[Start Material provided]
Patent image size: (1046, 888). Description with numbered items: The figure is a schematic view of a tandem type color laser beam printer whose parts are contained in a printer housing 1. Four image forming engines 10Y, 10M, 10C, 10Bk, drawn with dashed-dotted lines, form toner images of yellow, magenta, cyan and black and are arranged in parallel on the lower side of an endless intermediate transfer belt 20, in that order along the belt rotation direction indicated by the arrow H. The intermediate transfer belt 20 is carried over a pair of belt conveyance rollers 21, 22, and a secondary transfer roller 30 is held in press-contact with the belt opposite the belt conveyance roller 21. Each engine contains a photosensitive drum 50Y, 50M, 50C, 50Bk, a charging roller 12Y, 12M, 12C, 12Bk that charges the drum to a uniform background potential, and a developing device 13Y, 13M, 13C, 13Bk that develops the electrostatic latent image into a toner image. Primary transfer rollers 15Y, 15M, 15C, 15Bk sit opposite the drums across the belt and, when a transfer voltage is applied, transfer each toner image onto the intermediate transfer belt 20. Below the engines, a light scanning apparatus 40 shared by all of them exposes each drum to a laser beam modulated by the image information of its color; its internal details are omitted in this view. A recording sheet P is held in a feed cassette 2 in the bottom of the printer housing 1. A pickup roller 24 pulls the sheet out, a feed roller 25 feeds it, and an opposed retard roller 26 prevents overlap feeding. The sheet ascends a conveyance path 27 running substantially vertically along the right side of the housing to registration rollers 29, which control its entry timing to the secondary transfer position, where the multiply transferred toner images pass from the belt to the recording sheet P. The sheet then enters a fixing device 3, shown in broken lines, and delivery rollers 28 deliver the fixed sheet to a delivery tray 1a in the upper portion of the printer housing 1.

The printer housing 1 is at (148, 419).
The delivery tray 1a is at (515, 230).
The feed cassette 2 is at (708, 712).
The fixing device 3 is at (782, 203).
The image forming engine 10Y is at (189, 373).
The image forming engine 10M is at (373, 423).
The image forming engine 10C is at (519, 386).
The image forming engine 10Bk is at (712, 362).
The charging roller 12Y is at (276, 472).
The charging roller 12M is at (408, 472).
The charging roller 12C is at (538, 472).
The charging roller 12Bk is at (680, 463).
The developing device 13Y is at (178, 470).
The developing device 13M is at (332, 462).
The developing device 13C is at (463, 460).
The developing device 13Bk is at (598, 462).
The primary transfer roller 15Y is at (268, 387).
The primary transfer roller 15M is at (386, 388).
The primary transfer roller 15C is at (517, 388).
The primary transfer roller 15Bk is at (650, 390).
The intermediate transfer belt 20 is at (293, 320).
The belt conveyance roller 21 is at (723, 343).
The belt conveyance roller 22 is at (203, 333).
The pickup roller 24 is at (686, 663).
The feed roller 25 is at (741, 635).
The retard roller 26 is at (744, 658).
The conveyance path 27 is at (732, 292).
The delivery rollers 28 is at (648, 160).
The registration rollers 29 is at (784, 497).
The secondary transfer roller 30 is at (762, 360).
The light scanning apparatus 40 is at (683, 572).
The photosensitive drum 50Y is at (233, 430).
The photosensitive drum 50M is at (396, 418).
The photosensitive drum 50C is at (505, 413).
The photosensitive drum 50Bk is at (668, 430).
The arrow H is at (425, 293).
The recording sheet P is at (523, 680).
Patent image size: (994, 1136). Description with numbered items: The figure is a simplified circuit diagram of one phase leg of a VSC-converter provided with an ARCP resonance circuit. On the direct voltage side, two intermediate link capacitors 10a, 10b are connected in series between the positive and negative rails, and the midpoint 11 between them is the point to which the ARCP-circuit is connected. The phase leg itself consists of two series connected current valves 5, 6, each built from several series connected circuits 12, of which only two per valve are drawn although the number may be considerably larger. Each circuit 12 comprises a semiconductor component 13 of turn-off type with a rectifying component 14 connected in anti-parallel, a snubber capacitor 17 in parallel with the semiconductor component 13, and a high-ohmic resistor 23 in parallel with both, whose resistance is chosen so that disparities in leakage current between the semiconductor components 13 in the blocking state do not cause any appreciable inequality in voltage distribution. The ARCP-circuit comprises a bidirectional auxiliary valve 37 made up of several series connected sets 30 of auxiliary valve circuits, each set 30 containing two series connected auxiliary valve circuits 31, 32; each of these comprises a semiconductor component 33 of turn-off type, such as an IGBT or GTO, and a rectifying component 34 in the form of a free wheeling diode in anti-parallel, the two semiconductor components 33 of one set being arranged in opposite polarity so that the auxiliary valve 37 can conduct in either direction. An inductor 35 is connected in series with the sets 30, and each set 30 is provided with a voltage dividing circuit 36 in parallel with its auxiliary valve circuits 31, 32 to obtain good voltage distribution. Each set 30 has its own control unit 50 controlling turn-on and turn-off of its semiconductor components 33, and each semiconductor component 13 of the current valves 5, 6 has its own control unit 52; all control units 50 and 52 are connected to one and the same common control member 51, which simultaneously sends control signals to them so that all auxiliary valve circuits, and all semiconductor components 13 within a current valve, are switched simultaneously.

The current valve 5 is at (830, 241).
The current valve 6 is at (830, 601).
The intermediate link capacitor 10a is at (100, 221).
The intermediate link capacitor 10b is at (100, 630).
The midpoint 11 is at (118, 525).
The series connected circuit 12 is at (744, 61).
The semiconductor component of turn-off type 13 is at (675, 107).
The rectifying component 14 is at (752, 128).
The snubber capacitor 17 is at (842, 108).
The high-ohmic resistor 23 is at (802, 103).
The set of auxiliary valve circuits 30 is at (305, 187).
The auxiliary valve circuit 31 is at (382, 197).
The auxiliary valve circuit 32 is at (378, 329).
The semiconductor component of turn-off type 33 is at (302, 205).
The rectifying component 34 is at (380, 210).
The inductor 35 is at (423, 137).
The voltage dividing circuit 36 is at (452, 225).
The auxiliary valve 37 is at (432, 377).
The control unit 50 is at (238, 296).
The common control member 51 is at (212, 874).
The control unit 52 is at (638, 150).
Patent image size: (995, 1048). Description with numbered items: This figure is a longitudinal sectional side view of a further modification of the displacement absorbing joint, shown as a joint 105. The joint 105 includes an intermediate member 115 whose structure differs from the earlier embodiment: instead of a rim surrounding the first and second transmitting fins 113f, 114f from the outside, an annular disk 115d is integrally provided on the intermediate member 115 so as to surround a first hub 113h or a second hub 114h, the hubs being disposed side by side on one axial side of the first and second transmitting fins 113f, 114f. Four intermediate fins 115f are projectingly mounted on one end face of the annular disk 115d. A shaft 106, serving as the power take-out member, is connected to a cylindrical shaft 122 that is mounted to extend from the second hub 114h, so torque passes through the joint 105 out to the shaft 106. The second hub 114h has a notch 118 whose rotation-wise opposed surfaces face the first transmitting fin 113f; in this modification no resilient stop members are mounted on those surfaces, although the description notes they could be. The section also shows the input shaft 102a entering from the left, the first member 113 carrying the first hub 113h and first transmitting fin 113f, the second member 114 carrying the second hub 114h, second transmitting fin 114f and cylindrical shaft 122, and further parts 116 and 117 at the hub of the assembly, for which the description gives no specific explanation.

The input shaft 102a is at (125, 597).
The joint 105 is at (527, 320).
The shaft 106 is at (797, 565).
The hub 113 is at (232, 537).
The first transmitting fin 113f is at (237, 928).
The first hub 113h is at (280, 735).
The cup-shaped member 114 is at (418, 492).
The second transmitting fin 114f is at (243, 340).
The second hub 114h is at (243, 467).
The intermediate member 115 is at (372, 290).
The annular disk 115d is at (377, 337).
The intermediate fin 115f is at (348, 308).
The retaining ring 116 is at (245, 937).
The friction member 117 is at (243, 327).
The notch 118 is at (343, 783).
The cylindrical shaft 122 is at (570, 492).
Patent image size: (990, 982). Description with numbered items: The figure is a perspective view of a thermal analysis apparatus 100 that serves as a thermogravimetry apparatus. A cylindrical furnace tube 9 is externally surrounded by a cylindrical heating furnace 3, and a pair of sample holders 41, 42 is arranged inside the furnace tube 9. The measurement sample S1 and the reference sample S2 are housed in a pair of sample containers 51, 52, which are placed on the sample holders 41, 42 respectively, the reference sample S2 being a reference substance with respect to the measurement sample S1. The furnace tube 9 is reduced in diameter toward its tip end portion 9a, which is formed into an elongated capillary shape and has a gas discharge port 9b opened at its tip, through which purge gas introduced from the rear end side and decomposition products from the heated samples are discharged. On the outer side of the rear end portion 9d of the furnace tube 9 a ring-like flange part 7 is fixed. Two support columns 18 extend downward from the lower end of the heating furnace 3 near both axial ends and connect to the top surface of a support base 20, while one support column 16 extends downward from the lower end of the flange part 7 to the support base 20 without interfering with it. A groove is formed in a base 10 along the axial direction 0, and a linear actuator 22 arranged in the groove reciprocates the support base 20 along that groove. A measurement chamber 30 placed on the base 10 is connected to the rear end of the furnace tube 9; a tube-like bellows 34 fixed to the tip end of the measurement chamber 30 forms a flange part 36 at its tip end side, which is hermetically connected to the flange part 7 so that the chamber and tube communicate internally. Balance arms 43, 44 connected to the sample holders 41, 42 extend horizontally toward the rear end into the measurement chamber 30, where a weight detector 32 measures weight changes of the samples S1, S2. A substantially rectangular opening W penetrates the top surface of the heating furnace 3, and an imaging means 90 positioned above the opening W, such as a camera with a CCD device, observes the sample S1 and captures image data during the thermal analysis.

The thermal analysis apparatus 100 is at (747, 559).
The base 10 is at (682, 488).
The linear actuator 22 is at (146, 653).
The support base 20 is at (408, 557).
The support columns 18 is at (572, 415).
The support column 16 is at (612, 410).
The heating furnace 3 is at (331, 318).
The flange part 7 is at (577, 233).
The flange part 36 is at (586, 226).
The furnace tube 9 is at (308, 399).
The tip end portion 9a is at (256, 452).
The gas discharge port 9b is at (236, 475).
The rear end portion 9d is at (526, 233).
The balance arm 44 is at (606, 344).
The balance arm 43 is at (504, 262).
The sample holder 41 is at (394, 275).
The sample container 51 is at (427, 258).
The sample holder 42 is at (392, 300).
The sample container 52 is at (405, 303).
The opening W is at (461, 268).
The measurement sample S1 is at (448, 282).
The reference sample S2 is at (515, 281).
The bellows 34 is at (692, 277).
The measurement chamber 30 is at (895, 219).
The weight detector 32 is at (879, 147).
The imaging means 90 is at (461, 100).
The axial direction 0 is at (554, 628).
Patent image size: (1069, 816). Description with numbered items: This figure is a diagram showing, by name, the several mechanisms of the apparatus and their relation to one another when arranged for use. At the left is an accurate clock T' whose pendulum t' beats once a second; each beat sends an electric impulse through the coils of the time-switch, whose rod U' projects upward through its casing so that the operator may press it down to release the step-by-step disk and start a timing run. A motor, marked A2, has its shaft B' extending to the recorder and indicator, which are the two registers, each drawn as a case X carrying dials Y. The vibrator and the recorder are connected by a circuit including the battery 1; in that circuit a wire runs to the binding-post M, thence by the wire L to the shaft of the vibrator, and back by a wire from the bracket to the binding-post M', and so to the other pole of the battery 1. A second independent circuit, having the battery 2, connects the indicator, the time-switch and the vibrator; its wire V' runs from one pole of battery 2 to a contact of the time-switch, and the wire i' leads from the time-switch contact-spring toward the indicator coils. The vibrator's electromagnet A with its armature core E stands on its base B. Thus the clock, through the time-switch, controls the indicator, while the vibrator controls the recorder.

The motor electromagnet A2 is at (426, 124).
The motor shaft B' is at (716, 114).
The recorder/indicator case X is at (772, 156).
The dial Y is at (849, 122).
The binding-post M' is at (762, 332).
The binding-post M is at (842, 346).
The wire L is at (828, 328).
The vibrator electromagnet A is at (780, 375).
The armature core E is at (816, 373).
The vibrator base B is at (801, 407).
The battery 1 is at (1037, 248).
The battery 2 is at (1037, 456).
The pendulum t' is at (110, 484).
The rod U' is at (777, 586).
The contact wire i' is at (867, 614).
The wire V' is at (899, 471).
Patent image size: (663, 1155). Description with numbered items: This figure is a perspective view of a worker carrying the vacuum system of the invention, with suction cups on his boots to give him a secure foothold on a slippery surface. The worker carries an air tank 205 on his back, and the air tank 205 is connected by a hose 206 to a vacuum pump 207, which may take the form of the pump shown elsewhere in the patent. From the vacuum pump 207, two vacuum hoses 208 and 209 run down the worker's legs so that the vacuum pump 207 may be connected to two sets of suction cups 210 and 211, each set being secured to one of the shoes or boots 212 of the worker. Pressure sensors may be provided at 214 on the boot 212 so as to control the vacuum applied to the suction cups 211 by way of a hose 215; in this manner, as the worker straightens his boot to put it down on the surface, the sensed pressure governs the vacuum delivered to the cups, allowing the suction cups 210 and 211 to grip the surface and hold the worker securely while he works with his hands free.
[End Material provided]
- [What the task asks] Duplicate everything in the material from its start down through the line containing "The fixing device 3 is at (782, 203).", and include both ends.

- [Exercise response]
Patent image size: (1046, 888). Description with numbered items: The figure is a schematic view of a tandem type color laser beam printer whose parts are contained in a printer housing 1. Four image forming engines 10Y, 10M, 10C, 10Bk, drawn with dashed-dotted lines, form toner images of yellow, magenta, cyan and black and are arranged in parallel on the lower side of an endless intermediate transfer belt 20, in that order along the belt rotation direction indicated by the arrow H. The intermediate transfer belt 20 is carried over a pair of belt conveyance rollers 21, 22, and a secondary transfer roller 30 is held in press-contact with the belt opposite the belt conveyance roller 21. Each engine contains a photosensitive drum 50Y, 50M, 50C, 50Bk, a charging roller 12Y, 12M, 12C, 12Bk that charges the drum to a uniform background potential, and a developing device 13Y, 13M, 13C, 13Bk that develops the electrostatic latent image into a toner image. Primary transfer rollers 15Y, 15M, 15C, 15Bk sit opposite the drums across the belt and, when a transfer voltage is applied, transfer each toner image onto the intermediate transfer belt 20. Below the engines, a light scanning apparatus 40 shared by all of them exposes each drum to a laser beam modulated by the image information of its color; its internal details are omitted in this view. A recording sheet P is held in a feed cassette 2 in the bottom of the printer housing 1. A pickup roller 24 pulls the sheet out, a feed roller 25 feeds it, and an opposed retard roller 26 prevents overlap feeding. The sheet ascends a conveyance path 27 running substantially vertically along the right side of the housing to registration rollers 29, which control its entry timing to the secondary transfer position, where the multiply transferred toner images pass from the belt to the recording sheet P. The sheet then enters a fixing device 3, shown in broken lines, and delivery rollers 28 deliver the fixed sheet to a delivery tray 1a in the upper portion of the printer housing 1.

The printer housing 1 is at (148, 419).
The delivery tray 1a is at (515, 230).
The feed cassette 2 is at (708, 712).
The fixing device 3 is at (782, 203).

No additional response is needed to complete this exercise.